======== DATI DELL'ESERCIZIO ========
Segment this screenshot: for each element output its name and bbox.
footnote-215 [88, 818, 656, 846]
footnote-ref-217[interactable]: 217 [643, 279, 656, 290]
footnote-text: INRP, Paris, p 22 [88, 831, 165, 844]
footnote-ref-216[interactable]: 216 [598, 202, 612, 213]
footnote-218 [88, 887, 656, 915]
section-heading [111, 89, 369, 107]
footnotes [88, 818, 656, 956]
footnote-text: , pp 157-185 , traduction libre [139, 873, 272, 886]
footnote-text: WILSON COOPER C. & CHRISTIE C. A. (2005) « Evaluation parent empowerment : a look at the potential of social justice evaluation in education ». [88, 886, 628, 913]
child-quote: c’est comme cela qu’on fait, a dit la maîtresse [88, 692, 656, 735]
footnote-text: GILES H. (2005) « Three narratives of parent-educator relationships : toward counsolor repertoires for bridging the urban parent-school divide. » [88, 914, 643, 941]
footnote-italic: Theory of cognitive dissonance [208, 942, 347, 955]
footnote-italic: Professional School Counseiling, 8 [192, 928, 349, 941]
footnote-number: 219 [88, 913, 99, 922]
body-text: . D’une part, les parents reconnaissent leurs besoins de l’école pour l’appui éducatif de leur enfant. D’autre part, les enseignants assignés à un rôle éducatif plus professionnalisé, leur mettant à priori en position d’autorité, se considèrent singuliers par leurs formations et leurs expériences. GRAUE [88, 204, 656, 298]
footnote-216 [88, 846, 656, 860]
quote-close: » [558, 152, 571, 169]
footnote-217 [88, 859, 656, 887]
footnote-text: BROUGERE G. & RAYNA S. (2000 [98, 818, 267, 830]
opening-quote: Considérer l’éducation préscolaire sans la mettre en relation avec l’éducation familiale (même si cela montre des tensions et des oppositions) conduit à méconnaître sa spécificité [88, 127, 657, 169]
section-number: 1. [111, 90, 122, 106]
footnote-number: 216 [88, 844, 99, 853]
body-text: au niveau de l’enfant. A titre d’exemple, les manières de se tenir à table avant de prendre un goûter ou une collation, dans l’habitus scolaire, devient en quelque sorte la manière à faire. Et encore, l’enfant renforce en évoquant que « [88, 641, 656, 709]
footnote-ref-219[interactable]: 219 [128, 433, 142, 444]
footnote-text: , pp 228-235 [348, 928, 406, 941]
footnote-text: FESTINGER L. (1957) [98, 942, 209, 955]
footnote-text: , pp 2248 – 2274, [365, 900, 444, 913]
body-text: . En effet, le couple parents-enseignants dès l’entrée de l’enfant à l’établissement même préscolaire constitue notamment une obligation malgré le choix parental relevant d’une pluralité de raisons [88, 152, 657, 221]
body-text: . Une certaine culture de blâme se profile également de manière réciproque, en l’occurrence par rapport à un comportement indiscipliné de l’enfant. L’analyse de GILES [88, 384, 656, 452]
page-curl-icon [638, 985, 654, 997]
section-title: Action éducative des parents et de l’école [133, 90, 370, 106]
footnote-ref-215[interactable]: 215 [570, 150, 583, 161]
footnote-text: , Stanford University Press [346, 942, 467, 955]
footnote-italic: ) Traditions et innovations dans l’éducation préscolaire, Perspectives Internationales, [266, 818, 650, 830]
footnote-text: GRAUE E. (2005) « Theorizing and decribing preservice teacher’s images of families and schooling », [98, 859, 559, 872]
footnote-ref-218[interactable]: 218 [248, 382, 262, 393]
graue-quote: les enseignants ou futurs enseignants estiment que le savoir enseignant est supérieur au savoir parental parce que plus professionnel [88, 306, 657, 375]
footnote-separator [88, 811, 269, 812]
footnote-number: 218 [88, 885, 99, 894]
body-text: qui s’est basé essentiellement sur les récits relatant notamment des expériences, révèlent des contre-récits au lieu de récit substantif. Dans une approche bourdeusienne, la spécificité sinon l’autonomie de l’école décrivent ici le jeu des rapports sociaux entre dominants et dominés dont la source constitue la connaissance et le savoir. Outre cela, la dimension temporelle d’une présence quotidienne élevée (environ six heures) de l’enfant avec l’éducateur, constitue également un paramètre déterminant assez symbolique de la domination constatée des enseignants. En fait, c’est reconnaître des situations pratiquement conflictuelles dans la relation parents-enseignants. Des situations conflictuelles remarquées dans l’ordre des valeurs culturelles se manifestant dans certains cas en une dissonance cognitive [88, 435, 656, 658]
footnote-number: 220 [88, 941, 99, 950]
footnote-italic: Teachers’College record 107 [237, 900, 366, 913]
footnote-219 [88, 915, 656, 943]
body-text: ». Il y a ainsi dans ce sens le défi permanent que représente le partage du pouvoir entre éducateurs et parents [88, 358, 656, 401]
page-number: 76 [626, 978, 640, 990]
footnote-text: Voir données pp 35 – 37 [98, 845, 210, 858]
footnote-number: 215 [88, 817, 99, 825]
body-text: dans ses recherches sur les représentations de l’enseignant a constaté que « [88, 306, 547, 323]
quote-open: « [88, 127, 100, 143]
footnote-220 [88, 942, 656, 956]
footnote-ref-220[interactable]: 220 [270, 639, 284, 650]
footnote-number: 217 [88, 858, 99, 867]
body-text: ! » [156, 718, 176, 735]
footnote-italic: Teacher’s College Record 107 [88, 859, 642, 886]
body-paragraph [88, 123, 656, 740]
========
• [COMPITO RICHIESTO]: Riscrivi senza alcuna modifica le righe di tutte le voci riportate sopra.

• [SOLUZIONE DEL PROBLEMA]:
Segment this screenshot: for each element output its name and bbox.
footnote-215 [88, 818, 656, 846]
footnote-ref-217[interactable]: 217 [643, 279, 656, 290]
footnote-text: INRP, Paris, p 22 [88, 831, 165, 844]
footnote-ref-216[interactable]: 216 [598, 202, 612, 213]
footnote-218 [88, 887, 656, 915]
section-heading [111, 89, 369, 107]
footnotes [88, 818, 656, 956]
footnote-text: , pp 157-185 , traduction libre [139, 873, 272, 886]
footnote-text: WILSON COOPER C. & CHRISTIE C. A. (2005) « Evaluation parent empowerment : a look at the potential of social justice evaluation in education ». [88, 886, 628, 913]
child-quote: c’est comme cela qu’on fait, a dit la maîtresse [88, 692, 656, 735]
footnote-text: GILES H. (2005) « Three narratives of parent-educator relationships : toward counsolor repertoires for bridging the urban parent-school divide. » [88, 914, 643, 941]
footnote-italic: Theory of cognitive dissonance [208, 942, 347, 955]
footnote-italic: Professional School Counseiling, 8 [192, 928, 349, 941]
footnote-number: 219 [88, 913, 99, 922]
body-text: . D’une part, les parents reconnaissent leurs besoins de l’école pour l’appui éducatif de leur enfant. D’autre part, les enseignants assignés à un rôle éducatif plus professionnalisé, leur mettant à priori en position d’autorité, se considèrent singuliers par leurs formations et leurs expériences. GRAUE [88, 204, 656, 298]
footnote-216 [88, 846, 656, 860]
quote-close: » [558, 152, 571, 169]
footnote-217 [88, 859, 656, 887]
footnote-text: BROUGERE G. & RAYNA S. (2000 [98, 818, 267, 830]
opening-quote: Considérer l’éducation préscolaire sans la mettre en relation avec l’éducation familiale (même si cela montre des tensions et des oppositions) conduit à méconnaître sa spécificité [88, 127, 657, 169]
section-number: 1. [111, 90, 122, 106]
footnote-number: 216 [88, 844, 99, 853]
body-text: au niveau de l’enfant. A titre d’exemple, les manières de se tenir à table avant de prendre un goûter ou une collation, dans l’habitus scolaire, devient en quelque sorte la manière à faire. Et encore, l’enfant renforce en évoquant que « [88, 641, 656, 709]
footnote-ref-219[interactable]: 219 [128, 433, 142, 444]
footnote-text: , pp 228-235 [348, 928, 406, 941]
footnote-text: FESTINGER L. (1957) [98, 942, 209, 955]
footnote-text: , pp 2248 – 2274, [365, 900, 444, 913]
body-text: . En effet, le couple parents-enseignants dès l’entrée de l’enfant à l’établissement même préscolaire constitue notamment une obligation malgré le choix parental relevant d’une pluralité de raisons [88, 152, 657, 221]
body-text: . Une certaine culture de blâme se profile également de manière réciproque, en l’occurrence par rapport à un comportement indiscipliné de l’enfant. L’analyse de GILES [88, 384, 656, 452]
page-curl-icon [638, 985, 654, 997]
section-title: Action éducative des parents et de l’école [133, 90, 370, 106]
footnote-ref-215[interactable]: 215 [570, 150, 583, 161]
footnote-text: , Stanford University Press [346, 942, 467, 955]
footnote-italic: ) Traditions et innovations dans l’éducation préscolaire, Perspectives Internationales, [266, 818, 650, 830]
footnote-text: GRAUE E. (2005) « Theorizing and decribing preservice teacher’s images of families and schooling », [98, 859, 559, 872]
footnote-ref-218[interactable]: 218 [248, 382, 262, 393]
graue-quote: les enseignants ou futurs enseignants estiment que le savoir enseignant est supérieur au savoir parental parce que plus professionnel [88, 306, 657, 375]
footnote-separator [88, 811, 269, 812]
footnote-number: 218 [88, 885, 99, 894]
body-text: qui s’est basé essentiellement sur les récits relatant notamment des expériences, révèlent des contre-récits au lieu de récit substantif. Dans une approche bourdeusienne, la spécificité sinon l’autonomie de l’école décrivent ici le jeu des rapports sociaux entre dominants et dominés dont la source constitue la connaissance et le savoir. Outre cela, la dimension temporelle d’une présence quotidienne élevée (environ six heures) de l’enfant avec l’éducateur, constitue également un paramètre déterminant assez symbolique de la domination constatée des enseignants. En fait, c’est reconnaître des situations pratiquement conflictuelles dans la relation parents-enseignants. Des situations conflictuelles remarquées dans l’ordre des valeurs culturelles se manifestant dans certains cas en une dissonance cognitive [88, 435, 656, 658]
footnote-number: 220 [88, 941, 99, 950]
footnote-italic: Teachers’College record 107 [237, 900, 366, 913]
footnote-219 [88, 915, 656, 943]
body-text: ». Il y a ainsi dans ce sens le défi permanent que représente le partage du pouvoir entre éducateurs et parents [88, 358, 656, 401]
page-number: 76 [626, 978, 640, 990]
footnote-text: Voir données pp 35 – 37 [98, 845, 210, 858]
footnote-number: 215 [88, 817, 99, 825]
body-text: dans ses recherches sur les représentations de l’enseignant a constaté que « [88, 306, 547, 323]
quote-open: « [88, 127, 100, 143]
footnote-220 [88, 942, 656, 956]
footnote-ref-220[interactable]: 220 [270, 639, 284, 650]
footnote-number: 217 [88, 858, 99, 867]
body-text: ! » [156, 718, 176, 735]
footnote-italic: Teacher’s College Record 107 [88, 859, 642, 886]
body-paragraph [88, 123, 656, 740]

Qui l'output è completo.